━━ Records to use
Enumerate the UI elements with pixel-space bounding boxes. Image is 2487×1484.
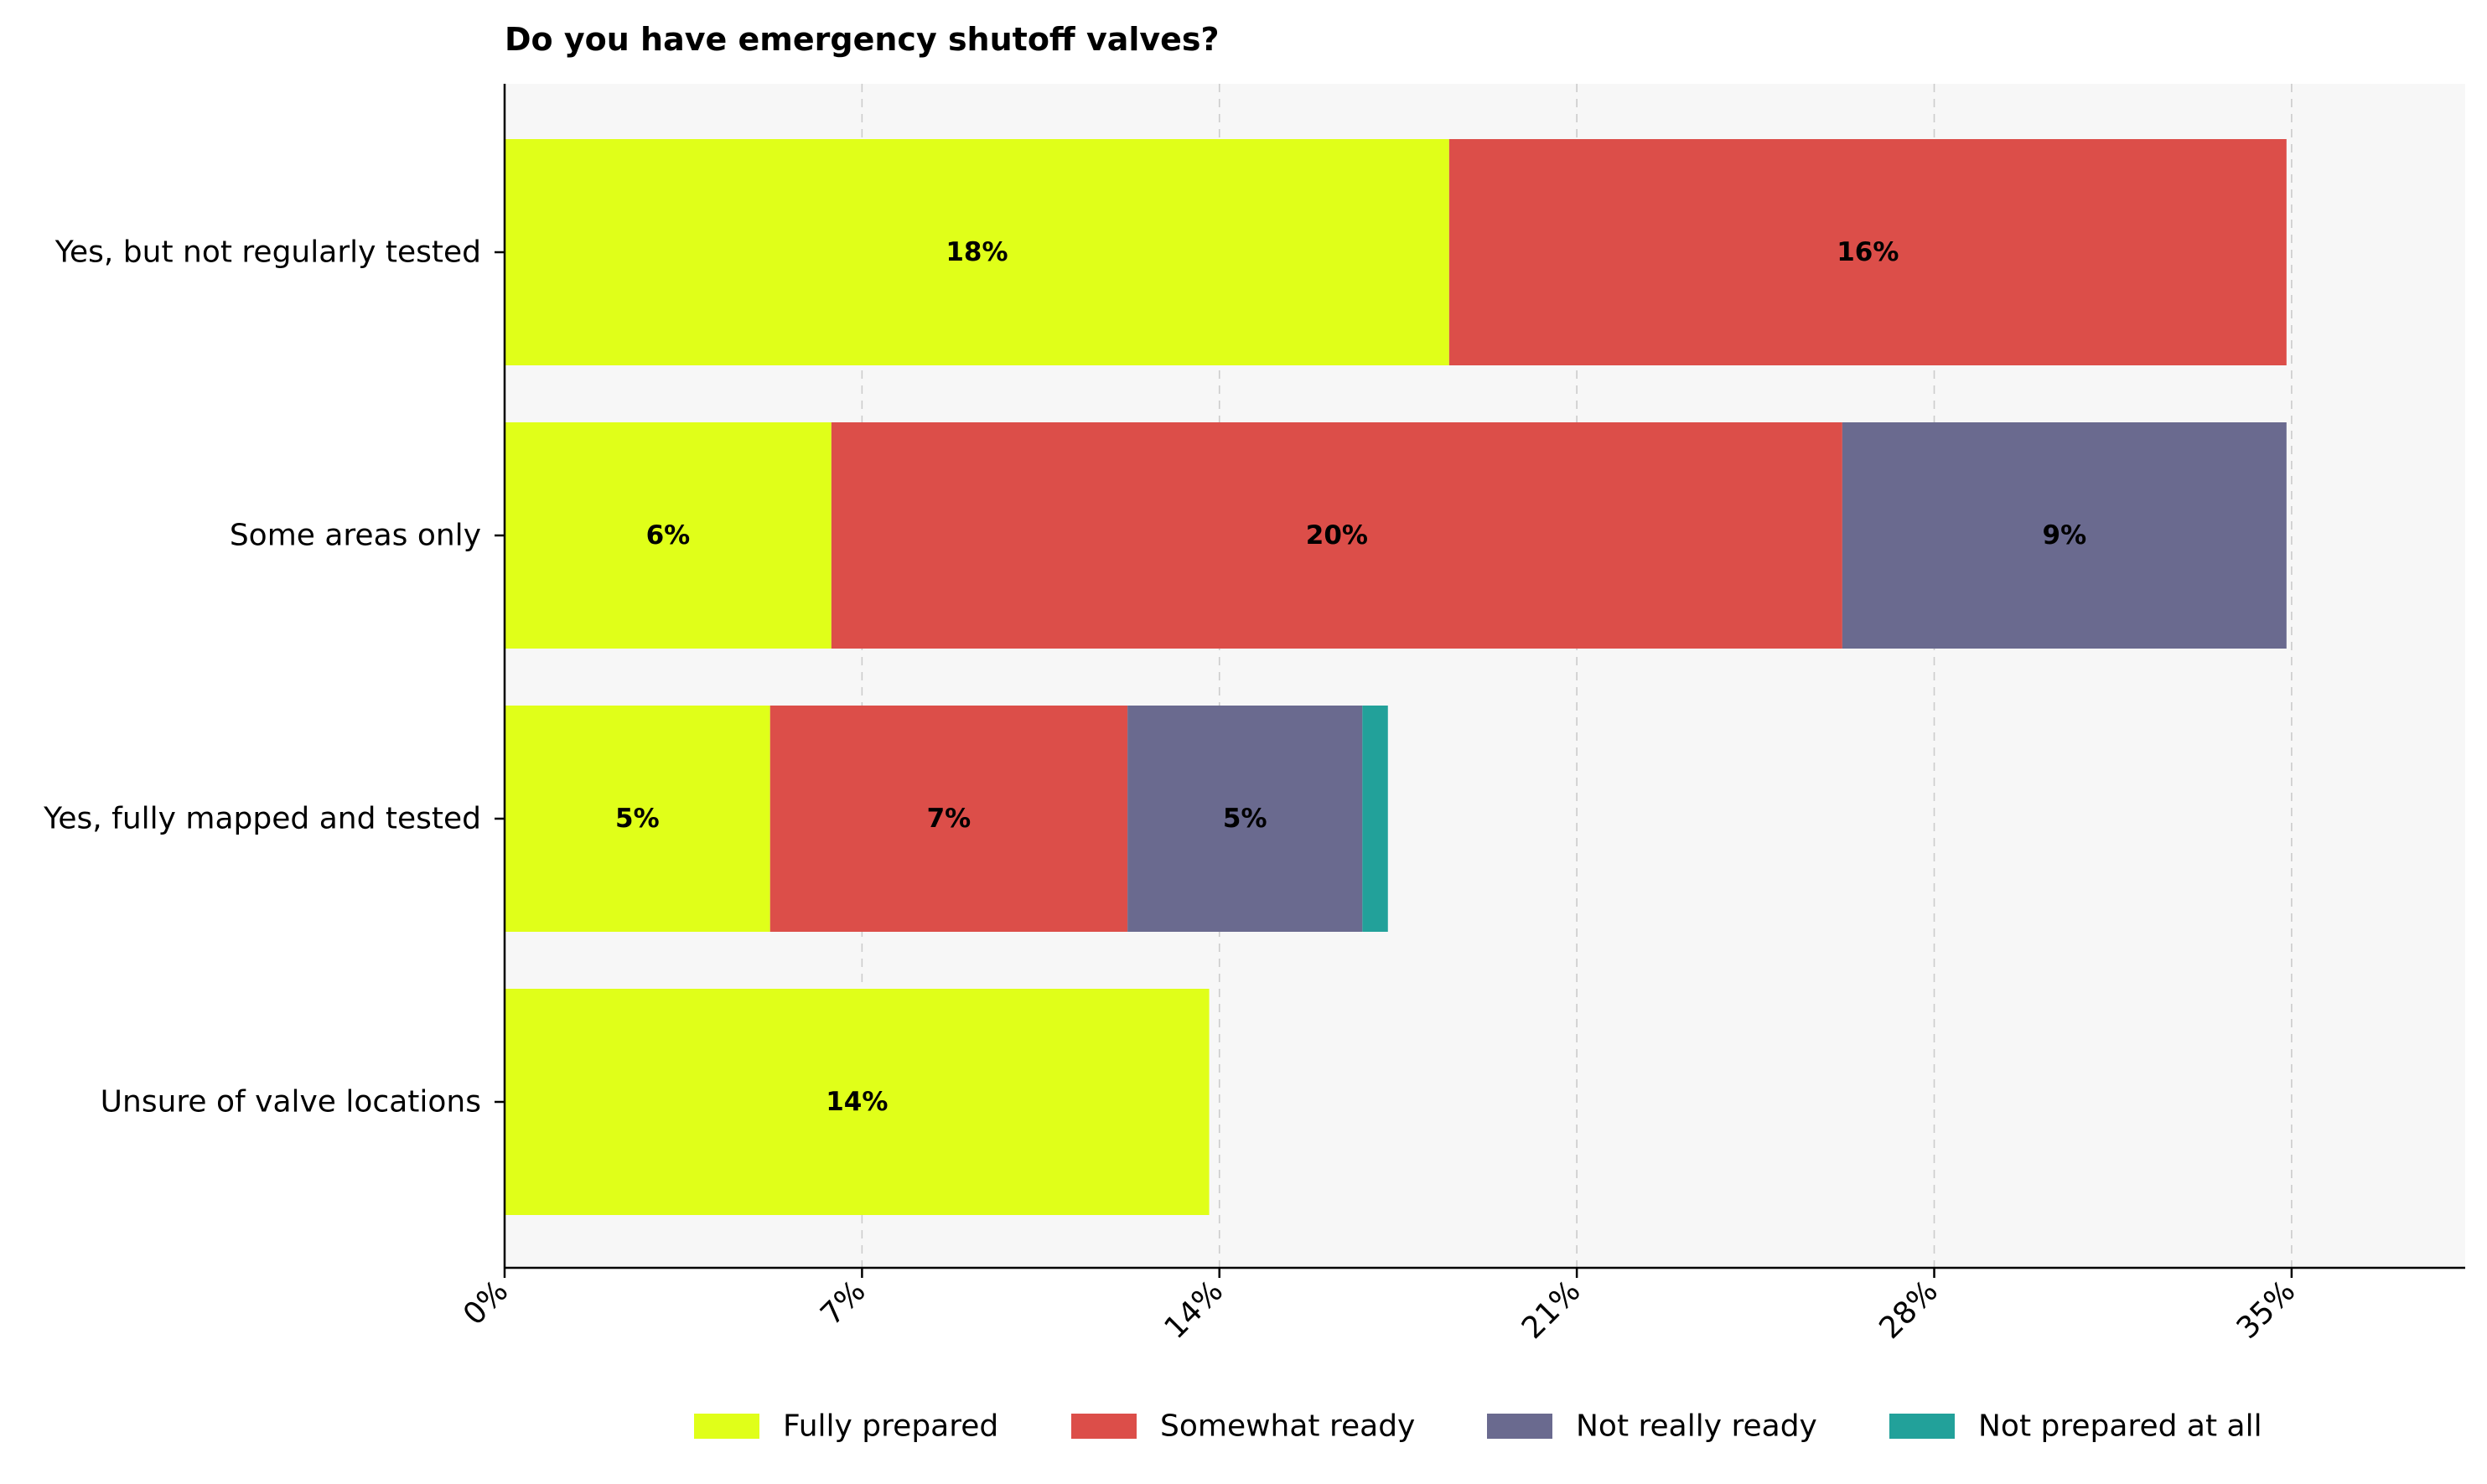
x-tick-label: 35% [2231,1274,2303,1346]
bar-value-labels: 18% 16% 6% 20% 9% 5% 7% 5% 14% [615,237,2086,1117]
x-tick-label: 0% [457,1274,515,1331]
legend-swatch [1071,1414,1137,1439]
bar-value-label: 14% [826,1087,888,1117]
x-tick-label: 14% [1158,1274,1231,1346]
bar-segment [1842,422,2287,649]
legend-label: Somewhat ready [1160,1409,1415,1444]
bar-segment [505,422,832,649]
bar-value-label: 20% [1306,520,1368,551]
legend-label: Fully prepared [783,1409,998,1444]
bars [505,139,2287,1215]
x-tick-label: 21% [1516,1274,1588,1346]
category-label: Yes, fully mapped and tested [43,802,481,836]
bar-value-label: 6% [646,520,691,551]
category-label: Yes, but not regularly tested [54,235,481,270]
bar-segment [505,139,1449,365]
bar-segment [1127,706,1363,932]
bar-value-label: 18% [946,237,1008,267]
axes [495,84,2465,1278]
category-labels: Yes, but not regularly tested Some areas … [43,235,481,1119]
bar-segment [505,706,770,932]
legend: Fully prepared Somewhat ready Not really r… [694,1409,2262,1444]
legend-swatch [1487,1414,1552,1439]
x-tick-label: 7% [814,1274,872,1331]
legend-swatch [1889,1414,1955,1439]
legend-label: Not prepared at all [1978,1409,2262,1444]
bar-value-label: 9% [2043,520,2087,551]
legend-label: Not really ready [1576,1409,1817,1444]
bar-segment [831,422,1842,649]
category-label: Some areas only [230,519,481,553]
bar-value-label: 7% [927,804,971,834]
bar-value-label: 5% [1223,804,1267,834]
legend-swatch [694,1414,759,1439]
bar-value-label: 5% [615,804,660,834]
bar-segment [1362,706,1388,932]
bar-segment [769,706,1128,932]
category-label: Unsure of valve locations [101,1085,481,1119]
x-tick-label: 28% [1873,1274,1945,1346]
x-tick-labels: 0% 7% 14% 21% 28% 35% [457,1274,2302,1346]
bar-segment [1448,139,2287,365]
bar-value-label: 16% [1837,237,1899,267]
bar-segment [505,989,1210,1215]
chart-title: Do you have emergency shutoff valves? [505,21,1220,58]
━━━━
Short task.
Repeat the records with every "legend-swatch" renamed to "legend-key", all else unchanged. Omit the pictures.

Written answer.
Enumerate the UI elements with pixel-space bounding boxes. Image is 2487×1484.
x-tick-label: 35% [2231,1274,2303,1346]
bar-value-labels: 18% 16% 6% 20% 9% 5% 7% 5% 14% [615,237,2086,1117]
x-tick-label: 0% [457,1274,515,1331]
legend-key [1071,1414,1137,1439]
bar-value-label: 14% [826,1087,888,1117]
x-tick-label: 14% [1158,1274,1231,1346]
bar-segment [1842,422,2287,649]
legend-label: Somewhat ready [1160,1409,1415,1444]
bar-segment [505,422,832,649]
bar-value-label: 20% [1306,520,1368,551]
legend-label: Fully prepared [783,1409,998,1444]
bars [505,139,2287,1215]
x-tick-label: 21% [1516,1274,1588,1346]
category-label: Yes, fully mapped and tested [43,802,481,836]
bar-value-label: 6% [646,520,691,551]
category-label: Yes, but not regularly tested [54,235,481,270]
bar-segment [505,139,1449,365]
bar-segment [1127,706,1363,932]
bar-value-label: 18% [946,237,1008,267]
axes [495,84,2465,1278]
category-labels: Yes, but not regularly tested Some areas … [43,235,481,1119]
bar-segment [505,706,770,932]
legend: Fully prepared Somewhat ready Not really r… [694,1409,2262,1444]
legend-key [1487,1414,1552,1439]
x-tick-label: 7% [814,1274,872,1331]
legend-key [1889,1414,1955,1439]
legend-label: Not prepared at all [1978,1409,2262,1444]
bar-value-label: 9% [2043,520,2087,551]
legend-label: Not really ready [1576,1409,1817,1444]
bar-segment [831,422,1842,649]
category-label: Some areas only [230,519,481,553]
bar-value-label: 7% [927,804,971,834]
bar-value-label: 5% [1223,804,1267,834]
legend-key [694,1414,759,1439]
bar-value-label: 5% [615,804,660,834]
bar-segment [1362,706,1388,932]
bar-segment [769,706,1128,932]
category-label: Unsure of valve locations [101,1085,481,1119]
x-tick-label: 28% [1873,1274,1945,1346]
x-tick-labels: 0% 7% 14% 21% 28% 35% [457,1274,2302,1346]
bar-segment [1448,139,2287,365]
bar-value-label: 16% [1837,237,1899,267]
bar-segment [505,989,1210,1215]
chart-title: Do you have emergency shutoff valves? [505,21,1220,58]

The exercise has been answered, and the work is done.